> **Your objective**: Find how many lines contain "them" and state only that number.

[begin Material provided]

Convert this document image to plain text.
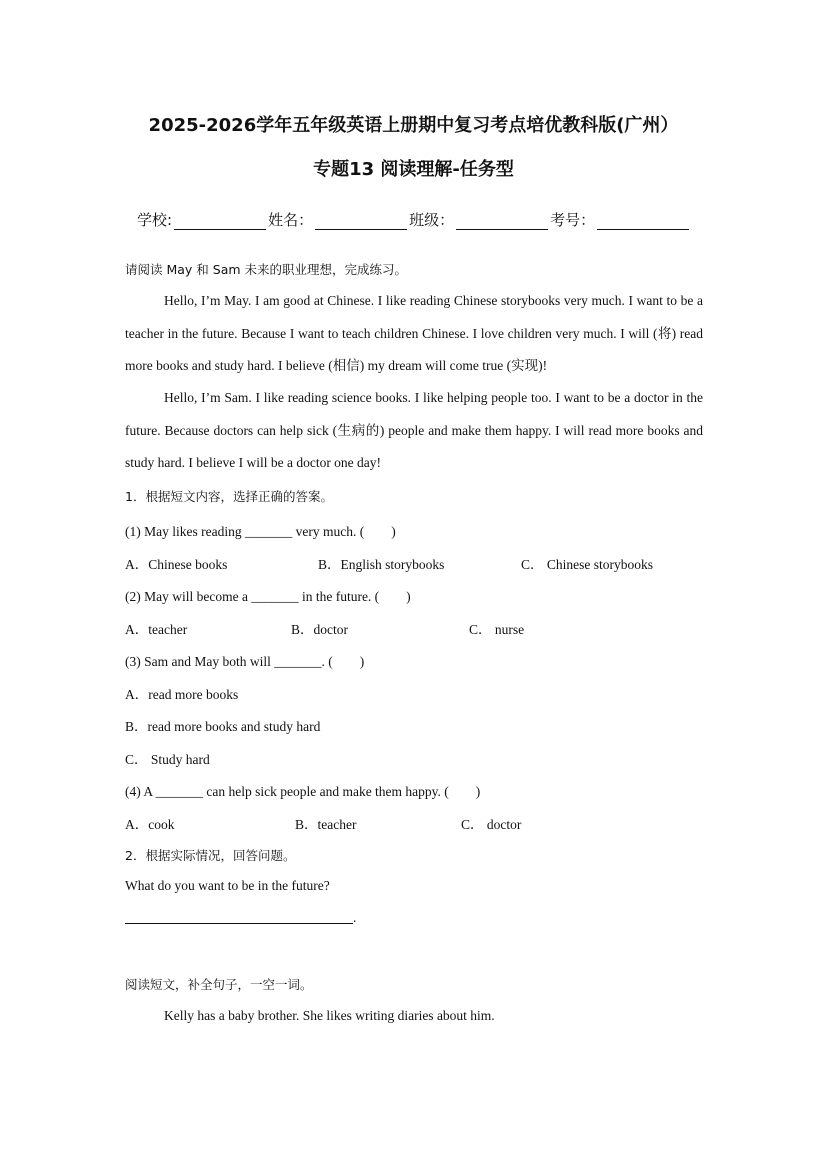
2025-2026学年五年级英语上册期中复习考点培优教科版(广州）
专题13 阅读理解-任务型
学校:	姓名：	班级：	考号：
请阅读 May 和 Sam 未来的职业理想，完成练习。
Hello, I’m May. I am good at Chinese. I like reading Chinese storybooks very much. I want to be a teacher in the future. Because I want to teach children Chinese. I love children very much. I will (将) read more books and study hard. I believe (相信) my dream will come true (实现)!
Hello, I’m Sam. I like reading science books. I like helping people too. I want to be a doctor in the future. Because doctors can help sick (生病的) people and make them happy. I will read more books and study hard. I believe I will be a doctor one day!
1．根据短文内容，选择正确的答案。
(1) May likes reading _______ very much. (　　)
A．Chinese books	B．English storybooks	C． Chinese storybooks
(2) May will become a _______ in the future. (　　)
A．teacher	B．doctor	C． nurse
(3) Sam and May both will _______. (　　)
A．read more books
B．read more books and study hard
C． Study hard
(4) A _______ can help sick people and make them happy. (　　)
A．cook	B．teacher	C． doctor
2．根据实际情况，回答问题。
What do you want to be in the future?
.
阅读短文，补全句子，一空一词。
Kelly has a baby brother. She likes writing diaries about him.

[end Material provided]
[begin Material provided]

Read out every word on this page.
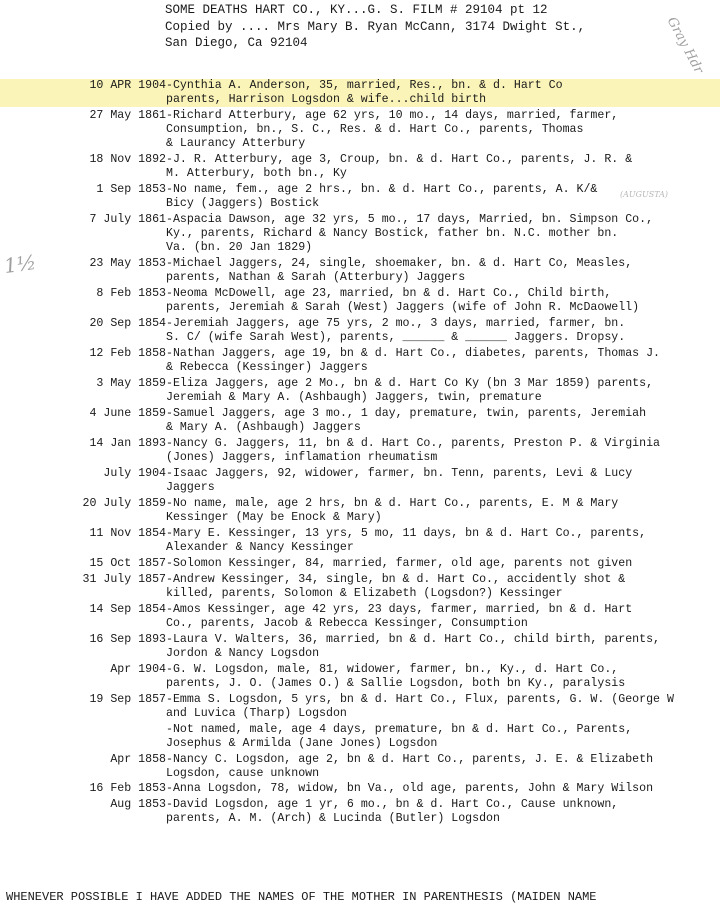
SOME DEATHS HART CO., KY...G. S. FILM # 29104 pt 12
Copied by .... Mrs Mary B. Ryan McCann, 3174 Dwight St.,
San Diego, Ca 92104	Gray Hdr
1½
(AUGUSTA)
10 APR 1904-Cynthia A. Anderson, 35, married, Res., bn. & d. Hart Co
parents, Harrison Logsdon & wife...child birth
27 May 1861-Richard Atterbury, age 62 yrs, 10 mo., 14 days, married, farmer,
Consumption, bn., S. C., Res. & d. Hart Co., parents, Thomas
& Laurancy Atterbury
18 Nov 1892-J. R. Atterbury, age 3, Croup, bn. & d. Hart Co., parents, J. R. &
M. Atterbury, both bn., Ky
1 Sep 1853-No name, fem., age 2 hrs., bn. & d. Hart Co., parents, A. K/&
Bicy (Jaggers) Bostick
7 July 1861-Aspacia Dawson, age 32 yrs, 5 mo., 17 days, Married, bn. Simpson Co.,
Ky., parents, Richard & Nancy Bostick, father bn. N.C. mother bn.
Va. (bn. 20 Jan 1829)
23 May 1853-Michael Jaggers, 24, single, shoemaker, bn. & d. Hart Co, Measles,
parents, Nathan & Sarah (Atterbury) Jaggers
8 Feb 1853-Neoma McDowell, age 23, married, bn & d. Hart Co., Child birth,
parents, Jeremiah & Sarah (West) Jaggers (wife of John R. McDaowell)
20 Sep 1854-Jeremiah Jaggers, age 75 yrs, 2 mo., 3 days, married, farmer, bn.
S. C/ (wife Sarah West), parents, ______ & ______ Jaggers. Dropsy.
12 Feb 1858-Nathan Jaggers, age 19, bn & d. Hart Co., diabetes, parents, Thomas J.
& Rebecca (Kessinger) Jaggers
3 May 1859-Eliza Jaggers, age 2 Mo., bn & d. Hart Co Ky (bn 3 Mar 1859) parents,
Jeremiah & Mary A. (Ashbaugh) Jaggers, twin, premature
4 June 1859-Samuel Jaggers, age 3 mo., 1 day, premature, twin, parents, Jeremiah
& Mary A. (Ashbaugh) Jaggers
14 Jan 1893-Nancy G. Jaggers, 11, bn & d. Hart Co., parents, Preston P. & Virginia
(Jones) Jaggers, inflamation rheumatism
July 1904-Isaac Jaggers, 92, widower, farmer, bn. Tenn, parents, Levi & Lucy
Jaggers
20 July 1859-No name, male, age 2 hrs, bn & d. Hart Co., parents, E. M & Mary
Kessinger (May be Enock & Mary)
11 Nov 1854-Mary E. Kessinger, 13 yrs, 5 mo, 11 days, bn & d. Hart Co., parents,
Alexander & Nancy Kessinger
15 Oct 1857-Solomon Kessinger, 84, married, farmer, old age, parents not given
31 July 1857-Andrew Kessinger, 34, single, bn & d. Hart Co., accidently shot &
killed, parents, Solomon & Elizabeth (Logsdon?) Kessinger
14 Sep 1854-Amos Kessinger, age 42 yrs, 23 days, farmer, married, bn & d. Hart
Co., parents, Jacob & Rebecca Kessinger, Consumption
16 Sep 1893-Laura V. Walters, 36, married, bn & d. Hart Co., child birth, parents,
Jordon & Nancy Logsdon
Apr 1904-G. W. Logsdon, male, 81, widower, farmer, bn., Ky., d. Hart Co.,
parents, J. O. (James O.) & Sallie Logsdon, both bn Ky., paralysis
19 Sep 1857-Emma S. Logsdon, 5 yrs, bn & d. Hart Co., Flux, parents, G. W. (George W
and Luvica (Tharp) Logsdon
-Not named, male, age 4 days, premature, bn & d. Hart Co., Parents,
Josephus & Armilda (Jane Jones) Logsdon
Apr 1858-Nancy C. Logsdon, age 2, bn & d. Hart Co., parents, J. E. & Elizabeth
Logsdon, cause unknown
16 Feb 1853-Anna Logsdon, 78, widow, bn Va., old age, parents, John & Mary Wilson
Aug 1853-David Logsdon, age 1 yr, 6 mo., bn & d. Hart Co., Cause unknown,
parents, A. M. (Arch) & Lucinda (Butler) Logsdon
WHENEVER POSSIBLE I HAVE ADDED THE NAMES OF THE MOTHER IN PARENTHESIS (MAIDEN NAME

[end Material provided]

> **Finished task**: 2